__Items from a dataset__:
_ _ _ _
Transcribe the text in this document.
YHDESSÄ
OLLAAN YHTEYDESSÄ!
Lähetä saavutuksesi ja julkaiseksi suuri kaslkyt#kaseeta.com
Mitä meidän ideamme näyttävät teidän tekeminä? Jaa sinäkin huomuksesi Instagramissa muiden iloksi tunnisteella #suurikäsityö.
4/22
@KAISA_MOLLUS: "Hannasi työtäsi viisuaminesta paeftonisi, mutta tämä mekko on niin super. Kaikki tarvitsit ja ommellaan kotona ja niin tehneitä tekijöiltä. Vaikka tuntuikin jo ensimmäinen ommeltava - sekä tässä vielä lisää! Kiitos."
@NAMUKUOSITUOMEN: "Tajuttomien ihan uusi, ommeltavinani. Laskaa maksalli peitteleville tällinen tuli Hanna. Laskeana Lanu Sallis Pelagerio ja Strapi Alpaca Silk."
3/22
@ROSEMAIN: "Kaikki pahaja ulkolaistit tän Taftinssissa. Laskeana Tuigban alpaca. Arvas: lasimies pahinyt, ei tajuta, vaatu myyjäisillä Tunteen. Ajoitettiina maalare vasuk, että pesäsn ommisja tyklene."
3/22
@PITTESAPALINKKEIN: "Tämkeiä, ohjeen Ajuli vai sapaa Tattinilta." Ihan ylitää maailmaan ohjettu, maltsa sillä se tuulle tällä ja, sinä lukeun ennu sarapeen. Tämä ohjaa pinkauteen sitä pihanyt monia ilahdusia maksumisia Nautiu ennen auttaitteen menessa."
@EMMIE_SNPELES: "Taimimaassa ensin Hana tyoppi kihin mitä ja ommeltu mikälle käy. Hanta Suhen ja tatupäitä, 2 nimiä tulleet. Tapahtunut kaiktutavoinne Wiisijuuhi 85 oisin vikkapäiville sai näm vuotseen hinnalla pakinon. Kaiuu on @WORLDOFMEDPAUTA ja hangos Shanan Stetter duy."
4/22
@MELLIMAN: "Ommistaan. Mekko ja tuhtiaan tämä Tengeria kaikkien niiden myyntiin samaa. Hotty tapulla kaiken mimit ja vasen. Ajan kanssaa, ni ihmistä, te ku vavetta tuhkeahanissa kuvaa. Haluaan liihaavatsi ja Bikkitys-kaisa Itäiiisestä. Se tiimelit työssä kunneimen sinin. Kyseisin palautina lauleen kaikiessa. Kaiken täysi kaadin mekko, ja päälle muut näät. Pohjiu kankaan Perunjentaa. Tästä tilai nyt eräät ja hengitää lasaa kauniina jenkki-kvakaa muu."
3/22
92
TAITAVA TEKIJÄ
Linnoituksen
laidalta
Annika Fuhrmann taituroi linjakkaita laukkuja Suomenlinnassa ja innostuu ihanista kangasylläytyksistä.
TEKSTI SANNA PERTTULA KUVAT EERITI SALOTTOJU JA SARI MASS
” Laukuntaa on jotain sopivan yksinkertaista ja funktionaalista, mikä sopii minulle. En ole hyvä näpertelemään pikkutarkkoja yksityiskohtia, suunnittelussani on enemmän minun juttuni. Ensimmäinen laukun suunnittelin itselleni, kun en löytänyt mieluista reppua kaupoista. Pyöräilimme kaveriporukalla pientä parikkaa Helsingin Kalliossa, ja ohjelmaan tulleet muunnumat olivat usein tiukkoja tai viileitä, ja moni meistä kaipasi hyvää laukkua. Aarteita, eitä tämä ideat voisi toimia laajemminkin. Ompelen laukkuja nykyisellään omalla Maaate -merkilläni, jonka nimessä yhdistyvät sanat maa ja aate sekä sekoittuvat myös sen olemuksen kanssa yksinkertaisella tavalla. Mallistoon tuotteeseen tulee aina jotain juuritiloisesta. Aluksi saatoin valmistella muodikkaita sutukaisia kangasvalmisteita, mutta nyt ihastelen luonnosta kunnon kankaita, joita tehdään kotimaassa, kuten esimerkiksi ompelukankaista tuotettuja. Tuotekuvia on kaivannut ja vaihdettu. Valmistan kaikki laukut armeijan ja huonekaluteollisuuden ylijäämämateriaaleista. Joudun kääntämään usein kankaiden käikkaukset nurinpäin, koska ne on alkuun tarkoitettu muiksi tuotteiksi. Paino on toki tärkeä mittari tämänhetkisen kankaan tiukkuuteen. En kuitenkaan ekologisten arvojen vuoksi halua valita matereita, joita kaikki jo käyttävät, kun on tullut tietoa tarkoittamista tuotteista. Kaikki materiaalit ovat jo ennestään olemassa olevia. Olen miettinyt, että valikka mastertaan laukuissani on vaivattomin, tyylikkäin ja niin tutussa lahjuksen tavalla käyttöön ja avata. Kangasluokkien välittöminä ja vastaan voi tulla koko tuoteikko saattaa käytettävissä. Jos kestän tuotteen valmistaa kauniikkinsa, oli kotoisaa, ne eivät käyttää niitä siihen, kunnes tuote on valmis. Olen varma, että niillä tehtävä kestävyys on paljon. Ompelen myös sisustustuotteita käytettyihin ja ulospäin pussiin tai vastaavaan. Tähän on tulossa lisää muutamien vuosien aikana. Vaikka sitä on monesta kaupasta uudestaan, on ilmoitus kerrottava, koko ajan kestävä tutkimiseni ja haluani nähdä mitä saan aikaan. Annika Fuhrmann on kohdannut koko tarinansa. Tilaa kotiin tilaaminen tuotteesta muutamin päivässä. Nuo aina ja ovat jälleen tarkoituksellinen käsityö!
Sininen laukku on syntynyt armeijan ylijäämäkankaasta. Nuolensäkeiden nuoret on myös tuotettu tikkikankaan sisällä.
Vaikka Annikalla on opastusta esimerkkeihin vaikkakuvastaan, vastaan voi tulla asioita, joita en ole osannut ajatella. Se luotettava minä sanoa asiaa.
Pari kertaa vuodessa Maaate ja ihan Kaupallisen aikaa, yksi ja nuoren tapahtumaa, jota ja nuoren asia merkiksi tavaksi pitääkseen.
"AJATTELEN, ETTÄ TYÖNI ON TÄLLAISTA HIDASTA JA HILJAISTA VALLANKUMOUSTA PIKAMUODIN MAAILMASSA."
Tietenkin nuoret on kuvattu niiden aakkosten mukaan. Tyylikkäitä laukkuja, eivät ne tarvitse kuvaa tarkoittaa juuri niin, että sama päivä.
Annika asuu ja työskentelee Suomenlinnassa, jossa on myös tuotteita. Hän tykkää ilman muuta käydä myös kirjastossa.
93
_ _ _ _
__Short problem__: Using the material above, work out how many lines contain the string "Laskeana". Give that number alone.

__Task output__: 2